Directions:
In the records below, find the line containing "Output the underlying" and repeat it and every line after it exactly, without pictures.
begin Data provided
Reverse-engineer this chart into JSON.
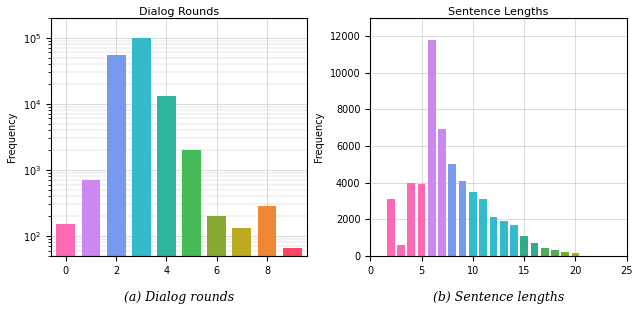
{
  "dialog_title": "Dialog Rounds",
  "dialog_bars": [
    {
      "x": 0,
      "val": 150,
      "color": "#ff69b4"
    },
    {
      "x": 1,
      "val": 700,
      "color": "#cc88ee"
    },
    {
      "x": 2,
      "val": 55000,
      "color": "#7799ee"
    },
    {
      "x": 3,
      "val": 100000,
      "color": "#33bbcc"
    },
    {
      "x": 4,
      "val": 13000,
      "color": "#2db5a0"
    },
    {
      "x": 5,
      "val": 2000,
      "color": "#44bb55"
    },
    {
      "x": 6,
      "val": 200,
      "color": "#88aa33"
    },
    {
      "x": 7,
      "val": 130,
      "color": "#bbaa22"
    },
    {
      "x": 8,
      "val": 280,
      "color": "#ee8833"
    },
    {
      "x": 9,
      "val": 65,
      "color": "#ff4466"
    }
  ],
  "dialog_xticks": [
    0,
    2,
    4,
    6,
    8
  ],
  "dialog_xlim": [
    -0.6,
    9.6
  ],
  "dialog_ylim": [
    50,
    200000
  ],
  "sentence_title": "Sentence Lengths",
  "sentence_bars": [
    {
      "x": 2,
      "val": 3100,
      "color": "#ff69b4"
    },
    {
      "x": 3,
      "val": 600,
      "color": "#ff69b4"
    },
    {
      "x": 4,
      "val": 4000,
      "color": "#ff69b4"
    },
    {
      "x": 5,
      "val": 3900,
      "color": "#ff69b4"
    },
    {
      "x": 6,
      "val": 11800,
      "color": "#cc88ee"
    },
    {
      "x": 7,
      "val": 6900,
      "color": "#cc88ee"
    },
    {
      "x": 8,
      "val": 5000,
      "color": "#7799ee"
    },
    {
      "x": 9,
      "val": 4100,
      "color": "#7799ee"
    },
    {
      "x": 10,
      "val": 3500,
      "color": "#33bbcc"
    },
    {
      "x": 11,
      "val": 3100,
      "color": "#33bbcc"
    },
    {
      "x": 12,
      "val": 2100,
      "color": "#33bbcc"
    },
    {
      "x": 13,
      "val": 1900,
      "color": "#33bbcc"
    },
    {
      "x": 14,
      "val": 1700,
      "color": "#33bbcc"
    },
    {
      "x": 15,
      "val": 1100,
      "color": "#33aa88"
    },
    {
      "x": 16,
      "val": 700,
      "color": "#33aa88"
    },
    {
      "x": 17,
      "val": 450,
      "color": "#55aa55"
    },
    {
      "x": 18,
      "val": 320,
      "color": "#55aa55"
    },
    {
      "x": 19,
      "val": 200,
      "color": "#77aa33"
    },
    {
      "x": 20,
      "val": 150,
      "color": "#aaaa22"
    }
  ],
  "sentence_xticks": [
    0,
    5,
    10,
    15,
    20,
    25
  ],
  "sentence_xlim": [
    0,
    25
  ],
  "sentence_ylim": [
    0,
    13000
  ],
  "sentence_yticks": [
    0,
    2000,
    4000,
    6000,
    8000,
    10000,
    12000
  ],
  "ylabel": "Frequency",
  "caption_a": "(a) Dialog rounds",
  "caption_b": "(b) Sentence lengths",
  "bar_width": 0.75,
  "grid_color": "#cccccc",
  "grid_lw": 0.5
}
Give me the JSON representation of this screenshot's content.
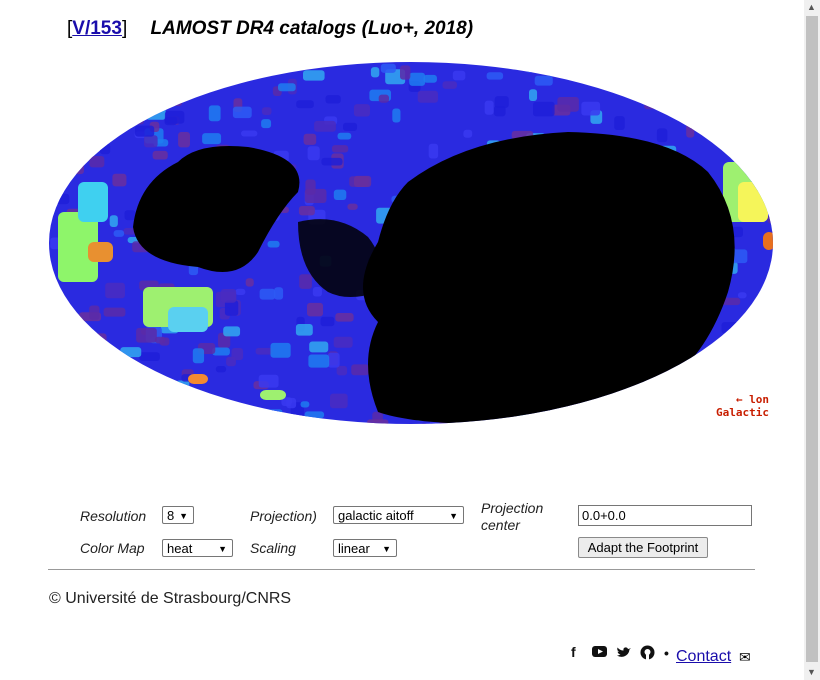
{
  "header": {
    "catalog_id": "V/153",
    "catalog_title": "LAMOST DR4 catalogs (Luo+, 2018)"
  },
  "map": {
    "label_line1": "← lon",
    "label_line2": "Galactic"
  },
  "controls": {
    "resolution_label": "Resolution",
    "resolution_value": "8",
    "projection_label": "Projection)",
    "projection_value": "galactic aitoff",
    "projection_center_label": "Projection center",
    "projection_center_value": "0.0+0.0",
    "colormap_label": "Color Map",
    "colormap_value": "heat",
    "scaling_label": "Scaling",
    "scaling_value": "linear",
    "adapt_button": "Adapt the Footprint"
  },
  "footer": {
    "copyright": "© Université de Strasbourg/CNRS",
    "contact": "Contact",
    "icons": [
      "facebook-icon",
      "youtube-icon",
      "twitter-icon",
      "github-icon"
    ]
  },
  "colors": {
    "link": "#1a0dab",
    "label_red": "#c81e00",
    "sky_bg": "#000000"
  }
}
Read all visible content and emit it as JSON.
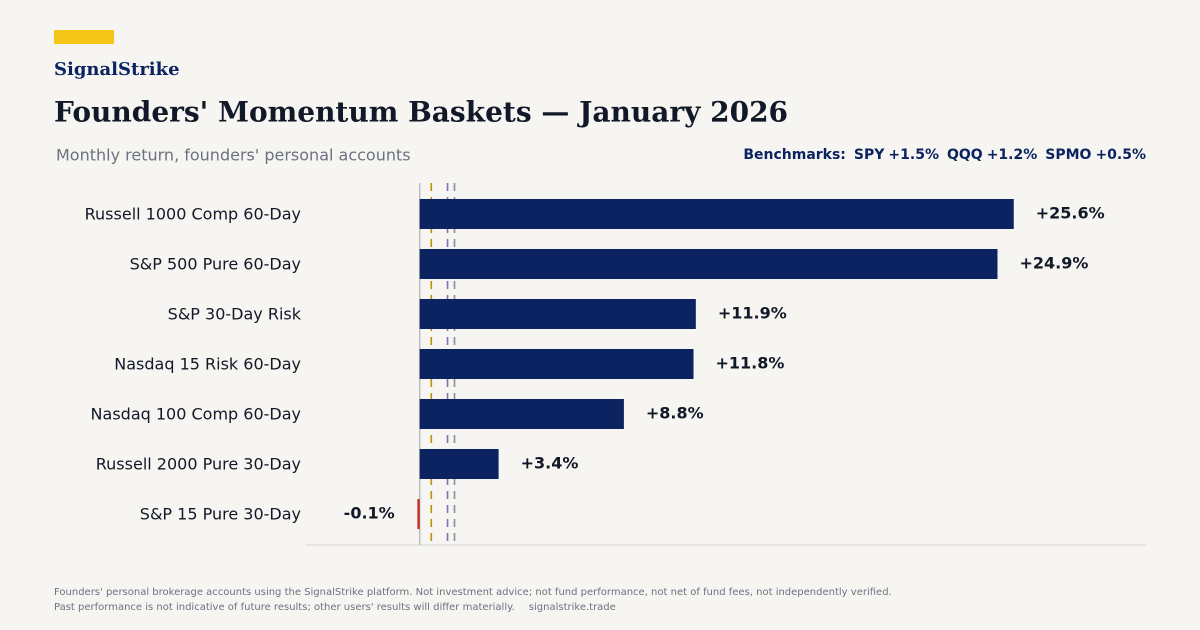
{
  "brand": "SignalStrike",
  "chart_data": {
    "type": "hbar",
    "title": "Founders' Momentum Baskets — January 2026",
    "subtitle": "Monthly return, founders' personal accounts",
    "categories": [
      "Russell 1000 Comp 60-Day",
      "S&P 500 Pure 60-Day",
      "S&P 30-Day Risk",
      "Nasdaq 15 Risk 60-Day",
      "Nasdaq 100 Comp 60-Day",
      "Russell 2000 Pure 30-Day",
      "S&P 15 Pure 30-Day"
    ],
    "values": [
      25.6,
      24.9,
      11.9,
      11.8,
      8.8,
      3.4,
      -0.1
    ],
    "value_labels": [
      "+25.6%",
      "+24.9%",
      "+11.9%",
      "+11.8%",
      "+8.8%",
      "+3.4%",
      "-0.1%"
    ],
    "color": "#0b2360",
    "negative_color": "#c62828",
    "xlim": [
      -4.9,
      31.3
    ],
    "benchmarks_label": "Benchmarks:",
    "benchmarks": [
      {
        "name": "SPY",
        "value": 1.5,
        "value_label": "+1.5%",
        "color": "#8a8a9a"
      },
      {
        "name": "QQQ",
        "value": 1.2,
        "value_label": "+1.2%",
        "color": "#8a6fb0"
      },
      {
        "name": "SPMO",
        "value": 0.5,
        "value_label": "+0.5%",
        "color": "#b8920a"
      }
    ]
  },
  "footer": {
    "lines": [
      "Founders' personal brokerage accounts using the SignalStrike platform. Not investment advice; not fund performance, not net of fund fees, not independently verified.",
      "Past performance is not indicative of future results; other users' results will differ materially."
    ],
    "url": "signalstrike.trade"
  }
}
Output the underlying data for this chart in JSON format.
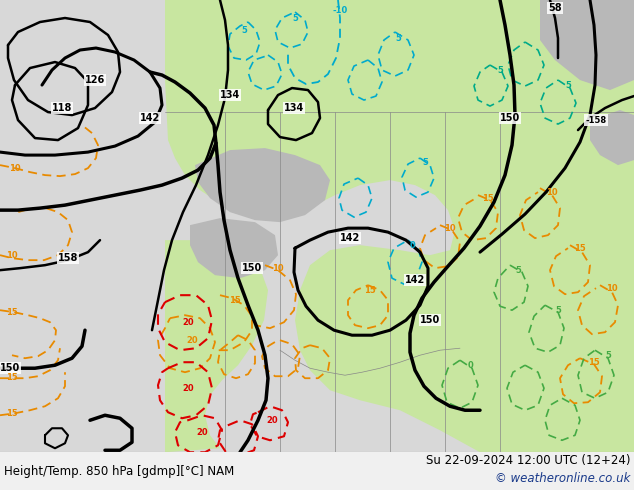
{
  "title_left": "Height/Temp. 850 hPa [gdmp][°C] NAM",
  "title_right": "Su 22-09-2024 12:00 UTC (12+24)",
  "copyright": "© weatheronline.co.uk",
  "bg_color": "#d8d8d8",
  "map_green": "#c8e6a0",
  "map_gray": "#b8b8b8",
  "bottom_bg": "#f0f0f0",
  "title_fontsize": 8.5,
  "copyright_color": "#1a3a8a",
  "fig_width": 6.34,
  "fig_height": 4.9,
  "dpi": 100,
  "black": "#000000",
  "orange": "#e88a00",
  "red": "#dd0000",
  "cyan": "#00aacc",
  "teal": "#00aa88",
  "green_dash": "#44aa44"
}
end Data provided
Solution for this task:
Output the underlying data for this chart in JSON format.
{
  "title_left": "Height/Temp. 850 hPa [gdmp][°C] NAM",
  "title_right": "Su 22-09-2024 12:00 UTC (12+24)",
  "copyright": "© weatheronline.co.uk",
  "bg_color": "#d8d8d8",
  "map_green": "#c8e6a0",
  "map_gray": "#b8b8b8",
  "bottom_bg": "#f0f0f0",
  "title_fontsize": 8.5,
  "copyright_color": "#1a3a8a",
  "fig_width": 6.34,
  "fig_height": 4.9,
  "dpi": 100,
  "black": "#000000",
  "orange": "#e88a00",
  "red": "#dd0000",
  "cyan": "#00aacc",
  "teal": "#00aa88",
  "green_dash": "#44aa44"
}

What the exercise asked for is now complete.